Dataset items
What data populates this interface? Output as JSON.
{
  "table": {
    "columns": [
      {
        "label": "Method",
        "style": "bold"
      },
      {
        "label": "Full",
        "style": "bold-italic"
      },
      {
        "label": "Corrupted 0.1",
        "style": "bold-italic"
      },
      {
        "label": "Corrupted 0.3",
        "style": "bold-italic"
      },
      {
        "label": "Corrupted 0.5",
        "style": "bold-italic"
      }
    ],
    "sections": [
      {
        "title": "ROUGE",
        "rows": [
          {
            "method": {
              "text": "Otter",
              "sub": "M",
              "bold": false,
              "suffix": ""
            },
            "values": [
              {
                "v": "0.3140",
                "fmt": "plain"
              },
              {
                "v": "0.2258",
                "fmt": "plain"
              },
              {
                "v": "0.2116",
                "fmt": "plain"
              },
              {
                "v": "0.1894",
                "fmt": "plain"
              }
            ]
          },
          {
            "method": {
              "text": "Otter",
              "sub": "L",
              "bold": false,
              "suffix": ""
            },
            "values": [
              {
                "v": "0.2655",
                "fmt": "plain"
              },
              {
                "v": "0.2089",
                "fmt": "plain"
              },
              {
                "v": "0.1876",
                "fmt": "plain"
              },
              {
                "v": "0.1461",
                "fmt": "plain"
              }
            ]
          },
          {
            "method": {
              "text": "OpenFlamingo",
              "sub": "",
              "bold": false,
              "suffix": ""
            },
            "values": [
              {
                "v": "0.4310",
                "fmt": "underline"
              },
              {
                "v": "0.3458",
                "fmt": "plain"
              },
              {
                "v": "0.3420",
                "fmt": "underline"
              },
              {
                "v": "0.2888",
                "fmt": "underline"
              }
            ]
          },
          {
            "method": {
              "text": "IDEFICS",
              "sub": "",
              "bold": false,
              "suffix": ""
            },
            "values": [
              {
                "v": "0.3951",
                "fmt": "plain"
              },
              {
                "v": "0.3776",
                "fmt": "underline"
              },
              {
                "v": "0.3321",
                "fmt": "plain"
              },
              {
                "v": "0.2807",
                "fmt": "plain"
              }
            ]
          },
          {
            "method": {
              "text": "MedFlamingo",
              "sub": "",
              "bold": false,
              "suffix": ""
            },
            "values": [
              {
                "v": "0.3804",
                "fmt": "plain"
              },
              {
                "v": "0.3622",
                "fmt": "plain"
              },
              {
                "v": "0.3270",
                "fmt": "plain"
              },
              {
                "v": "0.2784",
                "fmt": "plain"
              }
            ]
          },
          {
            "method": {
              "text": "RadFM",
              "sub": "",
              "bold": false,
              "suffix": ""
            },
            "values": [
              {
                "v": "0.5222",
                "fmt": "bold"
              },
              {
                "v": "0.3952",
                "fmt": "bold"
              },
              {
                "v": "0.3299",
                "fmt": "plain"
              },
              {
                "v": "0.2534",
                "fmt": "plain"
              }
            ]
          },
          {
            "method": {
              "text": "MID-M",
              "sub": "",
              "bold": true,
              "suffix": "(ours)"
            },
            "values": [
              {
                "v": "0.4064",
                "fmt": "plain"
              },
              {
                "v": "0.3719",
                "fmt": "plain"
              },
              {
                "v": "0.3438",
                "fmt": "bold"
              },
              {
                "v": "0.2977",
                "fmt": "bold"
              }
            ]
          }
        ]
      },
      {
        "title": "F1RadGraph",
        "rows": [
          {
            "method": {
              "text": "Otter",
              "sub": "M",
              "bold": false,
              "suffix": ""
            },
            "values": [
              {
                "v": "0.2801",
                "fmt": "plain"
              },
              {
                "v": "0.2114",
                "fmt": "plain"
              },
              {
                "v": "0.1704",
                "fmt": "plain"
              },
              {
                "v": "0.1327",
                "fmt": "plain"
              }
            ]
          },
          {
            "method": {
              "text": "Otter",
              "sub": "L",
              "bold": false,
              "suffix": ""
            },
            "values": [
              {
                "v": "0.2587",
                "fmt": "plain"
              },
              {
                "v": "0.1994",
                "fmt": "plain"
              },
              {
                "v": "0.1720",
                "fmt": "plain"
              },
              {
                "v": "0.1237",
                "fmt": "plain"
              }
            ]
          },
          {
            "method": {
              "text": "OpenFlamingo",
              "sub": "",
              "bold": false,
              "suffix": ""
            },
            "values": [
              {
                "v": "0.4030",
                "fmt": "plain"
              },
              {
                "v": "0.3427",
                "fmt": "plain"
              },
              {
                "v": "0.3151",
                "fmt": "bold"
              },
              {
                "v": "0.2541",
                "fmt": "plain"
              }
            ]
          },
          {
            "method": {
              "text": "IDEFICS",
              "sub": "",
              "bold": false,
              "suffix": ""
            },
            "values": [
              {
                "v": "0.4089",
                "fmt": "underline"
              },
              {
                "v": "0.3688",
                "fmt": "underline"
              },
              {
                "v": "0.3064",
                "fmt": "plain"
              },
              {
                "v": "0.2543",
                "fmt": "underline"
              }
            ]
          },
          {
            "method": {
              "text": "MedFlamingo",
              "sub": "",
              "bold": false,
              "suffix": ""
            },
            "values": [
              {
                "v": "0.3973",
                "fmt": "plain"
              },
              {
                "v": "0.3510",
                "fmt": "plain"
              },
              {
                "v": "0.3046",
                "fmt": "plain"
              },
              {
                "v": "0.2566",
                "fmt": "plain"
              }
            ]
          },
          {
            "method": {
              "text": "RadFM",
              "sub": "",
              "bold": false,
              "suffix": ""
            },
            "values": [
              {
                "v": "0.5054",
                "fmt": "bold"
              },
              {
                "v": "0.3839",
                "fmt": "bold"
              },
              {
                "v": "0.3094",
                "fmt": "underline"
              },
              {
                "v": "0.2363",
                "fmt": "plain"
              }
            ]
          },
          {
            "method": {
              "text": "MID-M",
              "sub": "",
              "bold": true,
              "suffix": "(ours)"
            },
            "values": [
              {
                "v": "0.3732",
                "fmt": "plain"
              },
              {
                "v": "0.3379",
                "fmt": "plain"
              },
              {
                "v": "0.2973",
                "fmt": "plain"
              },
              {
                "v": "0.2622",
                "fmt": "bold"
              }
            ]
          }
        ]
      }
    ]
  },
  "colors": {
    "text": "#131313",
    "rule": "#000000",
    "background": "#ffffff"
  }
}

- _SHORT PROBLEM_
Make an exact copy of the material above.

- _ANSWER IN FULL_
What data populates this interface? Output as JSON.
{
  "table": {
    "columns": [
      {
        "label": "Method",
        "style": "bold"
      },
      {
        "label": "Full",
        "style": "bold-italic"
      },
      {
        "label": "Corrupted 0.1",
        "style": "bold-italic"
      },
      {
        "label": "Corrupted 0.3",
        "style": "bold-italic"
      },
      {
        "label": "Corrupted 0.5",
        "style": "bold-italic"
      }
    ],
    "sections": [
      {
        "title": "ROUGE",
        "rows": [
          {
            "method": {
              "text": "Otter",
              "sub": "M",
              "bold": false,
              "suffix": ""
            },
            "values": [
              {
                "v": "0.3140",
                "fmt": "plain"
              },
              {
                "v": "0.2258",
                "fmt": "plain"
              },
              {
                "v": "0.2116",
                "fmt": "plain"
              },
              {
                "v": "0.1894",
                "fmt": "plain"
              }
            ]
          },
          {
            "method": {
              "text": "Otter",
              "sub": "L",
              "bold": false,
              "suffix": ""
            },
            "values": [
              {
                "v": "0.2655",
                "fmt": "plain"
              },
              {
                "v": "0.2089",
                "fmt": "plain"
              },
              {
                "v": "0.1876",
                "fmt": "plain"
              },
              {
                "v": "0.1461",
                "fmt": "plain"
              }
            ]
          },
          {
            "method": {
              "text": "OpenFlamingo",
              "sub": "",
              "bold": false,
              "suffix": ""
            },
            "values": [
              {
                "v": "0.4310",
                "fmt": "underline"
              },
              {
                "v": "0.3458",
                "fmt": "plain"
              },
              {
                "v": "0.3420",
                "fmt": "underline"
              },
              {
                "v": "0.2888",
                "fmt": "underline"
              }
            ]
          },
          {
            "method": {
              "text": "IDEFICS",
              "sub": "",
              "bold": false,
              "suffix": ""
            },
            "values": [
              {
                "v": "0.3951",
                "fmt": "plain"
              },
              {
                "v": "0.3776",
                "fmt": "underline"
              },
              {
                "v": "0.3321",
                "fmt": "plain"
              },
              {
                "v": "0.2807",
                "fmt": "plain"
              }
            ]
          },
          {
            "method": {
              "text": "MedFlamingo",
              "sub": "",
              "bold": false,
              "suffix": ""
            },
            "values": [
              {
                "v": "0.3804",
                "fmt": "plain"
              },
              {
                "v": "0.3622",
                "fmt": "plain"
              },
              {
                "v": "0.3270",
                "fmt": "plain"
              },
              {
                "v": "0.2784",
                "fmt": "plain"
              }
            ]
          },
          {
            "method": {
              "text": "RadFM",
              "sub": "",
              "bold": false,
              "suffix": ""
            },
            "values": [
              {
                "v": "0.5222",
                "fmt": "bold"
              },
              {
                "v": "0.3952",
                "fmt": "bold"
              },
              {
                "v": "0.3299",
                "fmt": "plain"
              },
              {
                "v": "0.2534",
                "fmt": "plain"
              }
            ]
          },
          {
            "method": {
              "text": "MID-M",
              "sub": "",
              "bold": true,
              "suffix": "(ours)"
            },
            "values": [
              {
                "v": "0.4064",
                "fmt": "plain"
              },
              {
                "v": "0.3719",
                "fmt": "plain"
              },
              {
                "v": "0.3438",
                "fmt": "bold"
              },
              {
                "v": "0.2977",
                "fmt": "bold"
              }
            ]
          }
        ]
      },
      {
        "title": "F1RadGraph",
        "rows": [
          {
            "method": {
              "text": "Otter",
              "sub": "M",
              "bold": false,
              "suffix": ""
            },
            "values": [
              {
                "v": "0.2801",
                "fmt": "plain"
              },
              {
                "v": "0.2114",
                "fmt": "plain"
              },
              {
                "v": "0.1704",
                "fmt": "plain"
              },
              {
                "v": "0.1327",
                "fmt": "plain"
              }
            ]
          },
          {
            "method": {
              "text": "Otter",
              "sub": "L",
              "bold": false,
              "suffix": ""
            },
            "values": [
              {
                "v": "0.2587",
                "fmt": "plain"
              },
              {
                "v": "0.1994",
                "fmt": "plain"
              },
              {
                "v": "0.1720",
                "fmt": "plain"
              },
              {
                "v": "0.1237",
                "fmt": "plain"
              }
            ]
          },
          {
            "method": {
              "text": "OpenFlamingo",
              "sub": "",
              "bold": false,
              "suffix": ""
            },
            "values": [
              {
                "v": "0.4030",
                "fmt": "plain"
              },
              {
                "v": "0.3427",
                "fmt": "plain"
              },
              {
                "v": "0.3151",
                "fmt": "bold"
              },
              {
                "v": "0.2541",
                "fmt": "plain"
              }
            ]
          },
          {
            "method": {
              "text": "IDEFICS",
              "sub": "",
              "bold": false,
              "suffix": ""
            },
            "values": [
              {
                "v": "0.4089",
                "fmt": "underline"
              },
              {
                "v": "0.3688",
                "fmt": "underline"
              },
              {
                "v": "0.3064",
                "fmt": "plain"
              },
              {
                "v": "0.2543",
                "fmt": "underline"
              }
            ]
          },
          {
            "method": {
              "text": "MedFlamingo",
              "sub": "",
              "bold": false,
              "suffix": ""
            },
            "values": [
              {
                "v": "0.3973",
                "fmt": "plain"
              },
              {
                "v": "0.3510",
                "fmt": "plain"
              },
              {
                "v": "0.3046",
                "fmt": "plain"
              },
              {
                "v": "0.2566",
                "fmt": "plain"
              }
            ]
          },
          {
            "method": {
              "text": "RadFM",
              "sub": "",
              "bold": false,
              "suffix": ""
            },
            "values": [
              {
                "v": "0.5054",
                "fmt": "bold"
              },
              {
                "v": "0.3839",
                "fmt": "bold"
              },
              {
                "v": "0.3094",
                "fmt": "underline"
              },
              {
                "v": "0.2363",
                "fmt": "plain"
              }
            ]
          },
          {
            "method": {
              "text": "MID-M",
              "sub": "",
              "bold": true,
              "suffix": "(ours)"
            },
            "values": [
              {
                "v": "0.3732",
                "fmt": "plain"
              },
              {
                "v": "0.3379",
                "fmt": "plain"
              },
              {
                "v": "0.2973",
                "fmt": "plain"
              },
              {
                "v": "0.2622",
                "fmt": "bold"
              }
            ]
          }
        ]
      }
    ]
  },
  "colors": {
    "text": "#131313",
    "rule": "#000000",
    "background": "#ffffff"
  }
}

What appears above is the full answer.